▸ YOUR GOAL:
Continue the comment thread below about small businesses relying on Facebook pages, starting after its final comment.

The problem is that a user does not own the gold mine that this lot dig.
Suckerbook own the mine and you are the dirt it digs and pans for gold, so what if they get rich and you get the shaft?
They do not care!
Any surprise that I do not have a backside book wall/page/slab on the pavement?
Just because it's free doesn't mean it's not a dick move to ignore anyone having trouble with admin access. Then again they can't sell on the personal preferences of businesses to marketeers so second rate assistance is probably par for the course.
OK, I'll bite.
Stepping back from the world of geekdom and back into the real world, not everyone has the time or knowledge to set up a website. Your average small business does not want, or probably have any idea how, to do this.
Find a reliable domain host, choose a relevant domain that hasn't already gone, find a website developer.
Once that's done, you need to maintain a mailing list. Time and admin required, and more hassle as you're probably entering the world of the Data Protection Act thanks to the name and email addresses.
Or, sign up for a page on Facebook, bung up a few words and you're done.
Not everyone is computer-literate, not everyone has the time to maintain a website and mailing list.
One other thing you're missing, people are quite happy to click Like on a Facebook page, as you can click Unlike any time you want, and the updates stop. Sending emails to sign up and then again to cancel is more hassle and means handing over your details to companies and organisations that do not have the know how to protect those details.
Regardless of the fact that Facebook's explanation is transparently a load of bollocks (everything else being equal, the fact that they actively resist attempts to back up your stuff (contacts/pictures/whatever) or export it from their site should be a big fat hint), anyone whose business depends on a free web site not under his control is a fool.
The argument that not everyone has IT skills or is capable of putting up a web site is void - for a few hundred Euros you can get someone to do that for you. I can't draw so I get the graphics for my flyers from some free web site - if it goes away, does anyone seriously think I have the right to complain just because "I can't draw"? Do you get many free lunches where you live?
no matter what you think of facebook or social networks, they have a massive userbase and if the people that use facebook are your target market then you would be stupid not to have a facebook page....
I would imagine a £1,000 per night 5 star hotel with a 3 Michelin stars restaurant will not attract the facebook generation, nor would they want them ... but lets say a £25 per person per night Blackpool B&B who's customers ARE the facebook generation and the custom you generate from word of mouth recommendations are very valuable... a quick message about a upcoming event and that generates business....
as a IT geek its so easy to get snobby about facebook and other social networks, but only a fool will ignore a relatively cheap source of advertising that gets results, just because they use your personal information YOU share to target adverts....
also, I have to add that checking out the web stats, most people these days that visit my website then click through to the facebook page and will post a enquiry on the wall sooner than send emails!
"anyone whose business depends on a free web site not under his control is a fool."
I totally agree.....
but only a fool will ignore a free advert that gets results, just because its free....
it just maybe possible that 100% of your revenue comes through that stream, what do you do? ignore it and hope it goes away, just in-case it does?
can we have a head burred in sand icon please?

▸ RECORDS SUPPLIED:
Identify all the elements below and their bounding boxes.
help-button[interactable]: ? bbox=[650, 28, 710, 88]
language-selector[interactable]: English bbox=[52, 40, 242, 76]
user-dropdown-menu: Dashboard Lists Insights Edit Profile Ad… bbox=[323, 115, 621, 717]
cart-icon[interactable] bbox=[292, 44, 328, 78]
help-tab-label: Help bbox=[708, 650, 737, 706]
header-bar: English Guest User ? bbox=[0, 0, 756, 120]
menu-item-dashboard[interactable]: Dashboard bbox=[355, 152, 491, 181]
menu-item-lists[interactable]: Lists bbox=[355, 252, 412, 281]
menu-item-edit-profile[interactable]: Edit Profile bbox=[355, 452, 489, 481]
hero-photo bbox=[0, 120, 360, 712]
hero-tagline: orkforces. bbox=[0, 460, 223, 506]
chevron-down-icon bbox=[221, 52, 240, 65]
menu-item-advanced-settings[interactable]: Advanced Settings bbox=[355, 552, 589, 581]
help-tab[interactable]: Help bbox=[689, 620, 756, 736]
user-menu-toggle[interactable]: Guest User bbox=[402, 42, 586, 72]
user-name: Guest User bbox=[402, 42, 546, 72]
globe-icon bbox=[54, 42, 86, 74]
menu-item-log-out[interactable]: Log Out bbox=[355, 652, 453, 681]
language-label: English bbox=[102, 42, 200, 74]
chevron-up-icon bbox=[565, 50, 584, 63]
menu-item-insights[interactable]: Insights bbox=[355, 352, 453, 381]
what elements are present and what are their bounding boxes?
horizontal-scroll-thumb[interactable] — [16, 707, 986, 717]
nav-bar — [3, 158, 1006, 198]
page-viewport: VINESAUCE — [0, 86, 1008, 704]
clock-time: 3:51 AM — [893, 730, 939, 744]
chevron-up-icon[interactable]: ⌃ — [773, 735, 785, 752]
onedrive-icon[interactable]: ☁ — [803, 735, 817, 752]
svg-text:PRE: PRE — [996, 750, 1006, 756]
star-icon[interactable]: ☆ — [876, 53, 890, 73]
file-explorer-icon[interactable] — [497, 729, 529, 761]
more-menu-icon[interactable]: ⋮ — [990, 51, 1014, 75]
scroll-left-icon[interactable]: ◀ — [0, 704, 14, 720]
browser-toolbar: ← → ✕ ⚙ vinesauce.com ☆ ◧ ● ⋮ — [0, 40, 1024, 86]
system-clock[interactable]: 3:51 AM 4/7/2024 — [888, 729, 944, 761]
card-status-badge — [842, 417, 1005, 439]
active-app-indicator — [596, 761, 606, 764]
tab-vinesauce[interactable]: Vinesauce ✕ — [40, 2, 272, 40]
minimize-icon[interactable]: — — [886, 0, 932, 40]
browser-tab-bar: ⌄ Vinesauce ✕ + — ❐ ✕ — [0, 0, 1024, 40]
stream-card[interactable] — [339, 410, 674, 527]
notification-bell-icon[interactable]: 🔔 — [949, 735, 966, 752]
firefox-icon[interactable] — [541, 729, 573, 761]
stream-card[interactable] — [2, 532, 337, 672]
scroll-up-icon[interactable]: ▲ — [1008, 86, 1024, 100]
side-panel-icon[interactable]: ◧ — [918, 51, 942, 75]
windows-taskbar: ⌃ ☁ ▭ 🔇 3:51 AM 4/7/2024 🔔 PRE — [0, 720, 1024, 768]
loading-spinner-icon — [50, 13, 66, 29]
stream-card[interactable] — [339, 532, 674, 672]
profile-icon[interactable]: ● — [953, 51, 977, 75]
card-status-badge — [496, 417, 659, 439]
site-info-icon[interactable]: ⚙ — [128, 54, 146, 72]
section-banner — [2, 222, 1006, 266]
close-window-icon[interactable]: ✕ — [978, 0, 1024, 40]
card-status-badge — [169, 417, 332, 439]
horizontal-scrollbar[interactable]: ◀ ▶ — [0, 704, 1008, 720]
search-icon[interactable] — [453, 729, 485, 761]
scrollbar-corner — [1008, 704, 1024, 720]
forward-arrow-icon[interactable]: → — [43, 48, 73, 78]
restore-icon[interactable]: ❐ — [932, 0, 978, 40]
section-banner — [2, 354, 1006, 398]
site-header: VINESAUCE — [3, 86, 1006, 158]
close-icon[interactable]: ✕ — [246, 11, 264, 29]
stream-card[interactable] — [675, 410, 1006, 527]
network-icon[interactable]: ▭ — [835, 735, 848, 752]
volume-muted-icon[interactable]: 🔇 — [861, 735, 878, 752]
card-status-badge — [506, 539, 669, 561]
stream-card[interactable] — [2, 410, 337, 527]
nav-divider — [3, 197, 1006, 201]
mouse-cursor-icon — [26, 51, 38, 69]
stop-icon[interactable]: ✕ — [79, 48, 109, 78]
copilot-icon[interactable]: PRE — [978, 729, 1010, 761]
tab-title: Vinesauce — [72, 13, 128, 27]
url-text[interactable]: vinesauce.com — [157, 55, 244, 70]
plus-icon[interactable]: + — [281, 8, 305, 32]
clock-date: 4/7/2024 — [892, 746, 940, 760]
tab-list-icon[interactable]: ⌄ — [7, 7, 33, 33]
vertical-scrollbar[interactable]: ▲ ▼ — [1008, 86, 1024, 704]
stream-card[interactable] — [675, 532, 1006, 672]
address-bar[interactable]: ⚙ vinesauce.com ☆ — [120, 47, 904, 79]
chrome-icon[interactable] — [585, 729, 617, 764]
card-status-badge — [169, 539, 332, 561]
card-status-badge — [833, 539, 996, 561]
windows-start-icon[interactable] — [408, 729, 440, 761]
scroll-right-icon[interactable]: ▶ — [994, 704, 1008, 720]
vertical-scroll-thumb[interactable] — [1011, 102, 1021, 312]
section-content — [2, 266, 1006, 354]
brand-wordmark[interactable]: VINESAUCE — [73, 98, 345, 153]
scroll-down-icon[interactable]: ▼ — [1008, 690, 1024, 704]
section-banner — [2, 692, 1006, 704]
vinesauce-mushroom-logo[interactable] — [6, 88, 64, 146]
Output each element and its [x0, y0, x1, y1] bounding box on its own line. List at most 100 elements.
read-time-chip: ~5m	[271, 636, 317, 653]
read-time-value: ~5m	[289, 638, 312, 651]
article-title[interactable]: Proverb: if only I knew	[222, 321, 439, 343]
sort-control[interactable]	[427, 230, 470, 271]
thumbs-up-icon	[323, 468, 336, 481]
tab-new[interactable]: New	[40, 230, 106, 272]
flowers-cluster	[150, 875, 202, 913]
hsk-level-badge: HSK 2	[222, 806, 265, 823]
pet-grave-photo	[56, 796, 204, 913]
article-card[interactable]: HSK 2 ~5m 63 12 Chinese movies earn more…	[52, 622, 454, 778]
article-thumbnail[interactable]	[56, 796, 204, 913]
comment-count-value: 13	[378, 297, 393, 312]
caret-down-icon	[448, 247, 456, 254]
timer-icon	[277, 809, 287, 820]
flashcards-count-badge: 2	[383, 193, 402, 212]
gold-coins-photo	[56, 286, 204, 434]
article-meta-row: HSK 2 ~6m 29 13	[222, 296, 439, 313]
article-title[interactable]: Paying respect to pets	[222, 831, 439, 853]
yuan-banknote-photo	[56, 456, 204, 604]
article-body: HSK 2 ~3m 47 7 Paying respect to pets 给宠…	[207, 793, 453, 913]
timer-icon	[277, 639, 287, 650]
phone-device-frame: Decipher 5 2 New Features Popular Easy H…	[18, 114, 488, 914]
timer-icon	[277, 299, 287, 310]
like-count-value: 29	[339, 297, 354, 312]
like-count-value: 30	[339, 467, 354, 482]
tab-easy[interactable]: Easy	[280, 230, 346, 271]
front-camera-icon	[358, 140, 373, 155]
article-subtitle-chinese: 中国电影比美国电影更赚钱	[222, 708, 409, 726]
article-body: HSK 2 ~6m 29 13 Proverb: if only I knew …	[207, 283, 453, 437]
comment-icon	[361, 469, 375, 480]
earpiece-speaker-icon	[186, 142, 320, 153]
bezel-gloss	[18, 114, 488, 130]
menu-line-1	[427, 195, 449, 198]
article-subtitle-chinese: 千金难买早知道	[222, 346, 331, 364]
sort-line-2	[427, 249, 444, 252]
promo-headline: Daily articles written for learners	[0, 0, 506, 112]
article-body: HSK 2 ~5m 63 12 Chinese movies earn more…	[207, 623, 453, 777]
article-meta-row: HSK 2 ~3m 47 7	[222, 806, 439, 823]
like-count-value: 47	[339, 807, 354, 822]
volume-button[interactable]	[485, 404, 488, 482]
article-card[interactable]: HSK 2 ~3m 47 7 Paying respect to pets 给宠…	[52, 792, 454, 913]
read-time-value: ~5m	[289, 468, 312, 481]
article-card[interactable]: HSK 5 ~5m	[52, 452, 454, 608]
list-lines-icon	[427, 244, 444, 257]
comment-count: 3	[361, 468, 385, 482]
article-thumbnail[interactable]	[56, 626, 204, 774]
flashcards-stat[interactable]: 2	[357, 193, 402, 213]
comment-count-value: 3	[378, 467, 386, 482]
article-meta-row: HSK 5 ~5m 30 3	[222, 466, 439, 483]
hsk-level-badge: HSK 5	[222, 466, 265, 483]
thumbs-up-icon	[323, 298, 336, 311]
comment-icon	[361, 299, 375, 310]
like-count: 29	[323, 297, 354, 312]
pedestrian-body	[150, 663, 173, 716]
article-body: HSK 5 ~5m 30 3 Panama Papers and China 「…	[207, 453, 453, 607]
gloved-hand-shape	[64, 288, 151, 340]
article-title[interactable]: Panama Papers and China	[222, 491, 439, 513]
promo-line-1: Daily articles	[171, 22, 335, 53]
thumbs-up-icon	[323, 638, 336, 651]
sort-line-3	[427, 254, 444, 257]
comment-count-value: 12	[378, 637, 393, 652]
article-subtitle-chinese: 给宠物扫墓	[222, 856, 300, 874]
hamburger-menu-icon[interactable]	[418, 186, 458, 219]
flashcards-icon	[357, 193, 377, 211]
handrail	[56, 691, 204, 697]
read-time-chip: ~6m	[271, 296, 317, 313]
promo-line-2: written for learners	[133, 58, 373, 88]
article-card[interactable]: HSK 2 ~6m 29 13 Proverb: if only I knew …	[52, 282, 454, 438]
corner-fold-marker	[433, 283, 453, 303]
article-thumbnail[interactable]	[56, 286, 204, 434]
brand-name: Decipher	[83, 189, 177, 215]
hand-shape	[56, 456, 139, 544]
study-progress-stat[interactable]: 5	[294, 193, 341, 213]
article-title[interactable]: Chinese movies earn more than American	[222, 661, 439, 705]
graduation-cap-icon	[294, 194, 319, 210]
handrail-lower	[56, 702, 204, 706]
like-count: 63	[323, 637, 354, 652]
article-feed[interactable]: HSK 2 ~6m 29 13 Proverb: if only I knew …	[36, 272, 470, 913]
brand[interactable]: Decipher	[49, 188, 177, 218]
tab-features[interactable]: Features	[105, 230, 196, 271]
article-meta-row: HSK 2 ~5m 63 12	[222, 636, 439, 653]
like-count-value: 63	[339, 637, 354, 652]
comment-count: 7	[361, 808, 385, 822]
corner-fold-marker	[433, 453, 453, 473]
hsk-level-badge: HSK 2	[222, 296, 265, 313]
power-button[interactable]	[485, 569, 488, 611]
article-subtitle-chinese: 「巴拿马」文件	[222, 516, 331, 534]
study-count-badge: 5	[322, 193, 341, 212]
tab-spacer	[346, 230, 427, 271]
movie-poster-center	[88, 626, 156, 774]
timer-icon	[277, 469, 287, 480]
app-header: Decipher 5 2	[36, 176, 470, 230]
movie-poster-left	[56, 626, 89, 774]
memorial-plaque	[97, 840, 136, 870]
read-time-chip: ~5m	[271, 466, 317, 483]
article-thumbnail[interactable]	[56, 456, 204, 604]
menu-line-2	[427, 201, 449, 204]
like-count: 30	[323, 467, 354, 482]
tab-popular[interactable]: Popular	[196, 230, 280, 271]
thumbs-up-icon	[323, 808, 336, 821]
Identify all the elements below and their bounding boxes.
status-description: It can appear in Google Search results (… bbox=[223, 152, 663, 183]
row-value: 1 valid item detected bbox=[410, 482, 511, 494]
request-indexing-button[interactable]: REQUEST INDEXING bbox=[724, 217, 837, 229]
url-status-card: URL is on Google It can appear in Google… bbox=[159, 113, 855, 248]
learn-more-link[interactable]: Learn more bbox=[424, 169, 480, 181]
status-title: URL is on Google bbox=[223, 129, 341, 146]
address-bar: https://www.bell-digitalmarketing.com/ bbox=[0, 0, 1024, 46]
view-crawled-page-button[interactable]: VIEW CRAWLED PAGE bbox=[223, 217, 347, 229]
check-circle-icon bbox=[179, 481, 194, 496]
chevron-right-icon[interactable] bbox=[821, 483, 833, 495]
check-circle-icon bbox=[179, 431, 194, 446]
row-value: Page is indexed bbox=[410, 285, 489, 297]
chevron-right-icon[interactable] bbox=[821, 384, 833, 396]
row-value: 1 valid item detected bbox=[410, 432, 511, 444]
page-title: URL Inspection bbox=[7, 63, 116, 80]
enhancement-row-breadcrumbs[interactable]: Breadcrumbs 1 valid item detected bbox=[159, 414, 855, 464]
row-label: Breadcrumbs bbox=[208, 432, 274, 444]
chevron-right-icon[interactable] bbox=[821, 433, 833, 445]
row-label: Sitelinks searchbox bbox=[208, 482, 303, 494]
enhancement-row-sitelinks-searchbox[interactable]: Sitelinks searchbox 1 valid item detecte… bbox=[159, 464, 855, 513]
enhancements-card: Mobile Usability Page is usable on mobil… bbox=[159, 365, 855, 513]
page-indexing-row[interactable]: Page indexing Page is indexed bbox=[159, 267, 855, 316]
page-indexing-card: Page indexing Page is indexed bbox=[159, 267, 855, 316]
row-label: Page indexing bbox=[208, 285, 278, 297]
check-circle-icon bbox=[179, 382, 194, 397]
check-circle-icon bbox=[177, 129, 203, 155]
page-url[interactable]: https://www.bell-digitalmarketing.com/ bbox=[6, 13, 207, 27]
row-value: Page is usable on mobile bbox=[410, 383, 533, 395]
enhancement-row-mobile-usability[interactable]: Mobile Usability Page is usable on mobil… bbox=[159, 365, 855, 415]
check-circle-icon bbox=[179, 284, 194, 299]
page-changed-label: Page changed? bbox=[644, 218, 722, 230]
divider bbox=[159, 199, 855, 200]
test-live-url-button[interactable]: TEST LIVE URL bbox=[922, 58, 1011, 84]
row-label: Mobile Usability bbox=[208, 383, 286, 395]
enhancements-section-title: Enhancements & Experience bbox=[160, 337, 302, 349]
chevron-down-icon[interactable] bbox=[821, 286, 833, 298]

▸ EXERCISE RESULT:
But the fact of the matter is if you run a business site on Facebook, then the information gathered - whilst being important to you - DOES NOT BELONG to you.
"....means handing over your details to companies and organisations that do not have the know how to protect those details."
Oh, the irony.....
It's not just an alternative to having a website it's also an 'additional channel' to your website as any good ecomms/emarkerteer will tell you.
A good example being dear old El Reg, they have a website and a facebook presence (haven't looked to see if they have a twitter presence as well).
If there's pictures of you (that you own) then file a DMCA request claiming that the account is infringing copyright and hopefully it'll get taken down.
Not ideal but they'll take more interest in a DMCA request as there's a legal backup (i.e. you can sue facebook) if they don't do anything.
Some Nigerian cloned her Facebook profile and started trying to get money out of her friends and family. The solution is to use the report button on the bottom left side of the coned page and report it as someone pretending to be someone else. I got my aunt's friends to all do that and they had the cloned page down a few hours later.
its only as much of a toy is lets say a Xbox or PS3,
whatever you like to call it, it IS a communications tool and a very good one for keeping in touch with clients/customers/friends/families....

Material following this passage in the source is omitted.